> [ITEMS]:
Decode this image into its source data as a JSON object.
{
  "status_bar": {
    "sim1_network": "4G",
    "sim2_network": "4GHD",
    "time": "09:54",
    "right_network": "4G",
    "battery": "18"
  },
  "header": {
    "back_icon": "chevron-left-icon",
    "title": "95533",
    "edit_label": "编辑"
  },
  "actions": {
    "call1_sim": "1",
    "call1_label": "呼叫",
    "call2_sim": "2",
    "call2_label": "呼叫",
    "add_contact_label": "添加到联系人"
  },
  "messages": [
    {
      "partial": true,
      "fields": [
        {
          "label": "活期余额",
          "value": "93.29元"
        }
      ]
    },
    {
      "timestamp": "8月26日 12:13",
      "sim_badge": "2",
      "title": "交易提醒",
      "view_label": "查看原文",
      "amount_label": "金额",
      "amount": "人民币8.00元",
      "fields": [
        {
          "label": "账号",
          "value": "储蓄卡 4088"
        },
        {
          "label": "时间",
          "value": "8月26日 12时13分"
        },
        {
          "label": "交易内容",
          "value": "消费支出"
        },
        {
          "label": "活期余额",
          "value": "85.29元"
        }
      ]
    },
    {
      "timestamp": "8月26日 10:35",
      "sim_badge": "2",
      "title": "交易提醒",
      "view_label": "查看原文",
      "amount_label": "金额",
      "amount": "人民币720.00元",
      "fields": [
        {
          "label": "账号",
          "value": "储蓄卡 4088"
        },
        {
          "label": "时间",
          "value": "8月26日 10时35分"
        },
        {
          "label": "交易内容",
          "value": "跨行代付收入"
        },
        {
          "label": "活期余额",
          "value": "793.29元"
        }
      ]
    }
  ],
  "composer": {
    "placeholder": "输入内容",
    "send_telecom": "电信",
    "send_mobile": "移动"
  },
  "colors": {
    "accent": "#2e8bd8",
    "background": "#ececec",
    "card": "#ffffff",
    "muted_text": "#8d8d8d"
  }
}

> [EXERCISE INSTRUCTIONS]:
Scan the data for the word "timestamp" and copy every line where it shows up.

> [SOLUTION FOR THIS TASK]:
      "timestamp": "8月26日 12:13",
      "timestamp": "8月26日 10:35",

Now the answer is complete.